→ What you should do
From the material below, list every line containing "дисплазия".

— START Material for this task —

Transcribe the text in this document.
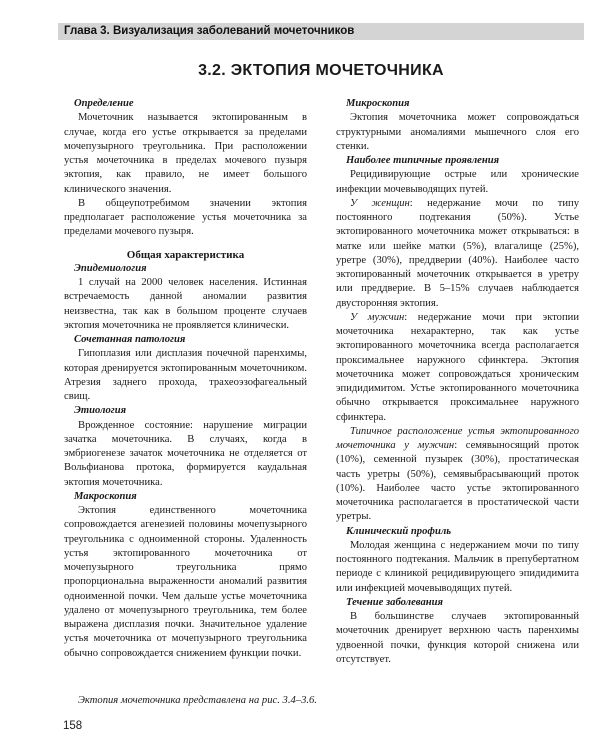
Глава 3. Визуализация заболеваний мочеточников
3.2. ЭКТОПИЯ МОЧЕТОЧНИКА

Определение

Мочеточник называется эктопированным в случае, когда его устье открывается за пределами мочепузырного треугольника. При расположении устья мочеточника в пределах мочевого пузыря эктопия, как правило, не имеет большого клинического значения.

В общеупотребимом значении эктопия предполагает расположение устья мочеточника за пределами мочевого пузыря.

Общая характеристика

Эпидемиология

1 случай на 2000 человек населения. Истинная встречаемость данной аномалии развития неизвестна, так как в большом проценте случаев эктопия мочеточника не проявляется клинически.

Сочетанная патология

Гипоплазия или дисплазия почечной паренхимы, которая дренируется эктопированным мочеточником. Атрезия заднего прохода, трахеоэзофагеальный свищ.

Этиология

Врожденное состояние: нарушение миграции зачатка мочеточника. В случаях, когда в эмбриогенезе зачаток мочеточника не отделяется от Вольфианова протока, формируется каудальная эктопия мочеточника.

Макроскопия

Эктопия единственного мочеточника сопровождается агенезией половины мочепузырного треугольника с одноименной стороны. Удаленность устья эктопированного мочеточника от мочепузырного треугольника прямо пропорциональна выраженности аномалий развития одноименной почки. Чем дальше устье мочеточника удалено от мочепузырного треугольника, тем более выражена дисплазия почки. Значительное удаление устья мочеточника от мочепузырного треугольника обычно сопровождается снижением функции почки.

Микроскопия

Эктопия мочеточника может сопровождаться структурными аномалиями мышечного слоя его стенки.

Наиболее типичные проявления

Рецидивирующие острые или хронические инфекции мочевыводящих путей.

У женщин: недержание мочи по типу постоянного подтекания (50%). Устье эктопированного мочеточника может открываться: в матке или шейке матки (5%), влагалище (25%), уретре (30%), преддверии (40%). Наиболее часто эктопированный мочеточник открывается в уретру или преддверие. В 5–15% случаев наблюдается двусторонняя эктопия.

У мужчин: недержание мочи при эктопии мочеточника нехарактерно, так как устье эктопированного мочеточника всегда располагается проксимальнее наружного сфинктера. Эктопия мочеточника может сопровождаться хроническим эпидидимитом. Устье эктопированного мочеточника обычно открывается проксимальнее наружного сфинктера.

Типичное расположение устья эктопированного мочеточника у мужчин: семявыносящий проток (10%), семенной пузырек (30%), простатическая часть уретры (50%), семявыбрасывающий проток (10%). Наиболее часто устье эктопированного мочеточника располагается в простатической части уретры.

Клинический профиль

Молодая женщина с недержанием мочи по типу постоянного подтекания. Мальчик в препубертатном периоде с клиникой рецидивирующего эпидидимита или инфекцией мочевыводящих путей.

Течение заболевания

В большинстве случаев эктопированный мочеточник дренирует верхнюю часть паренхимы удвоенной почки, функция которой снижена или отсутствует.

Эктопия мочеточника представлена на рис. 3.4–3.6.
158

— END Material for this task —

→ Exercise result
Гипоплазия или дисплазия почечной паренхимы, которая дренируется эктопированным мочеточником. Атрезия заднего прохода, трахеоэзофагеальный свищ.
Эктопия единственного мочеточника сопровождается агенезией половины мочепузырного треугольника с одноименной стороны. Удаленность устья эктопированного мочеточника от мочепузырного треугольника прямо пропорциональна выраженности аномалий развития одноименной почки. Чем дальше устье мочеточника удалено от мочепузырного треугольника, тем более выражена дисплазия почки. Значительное удаление устья мочеточника от мочепузырного треугольника обычно сопровождается снижением функции почки.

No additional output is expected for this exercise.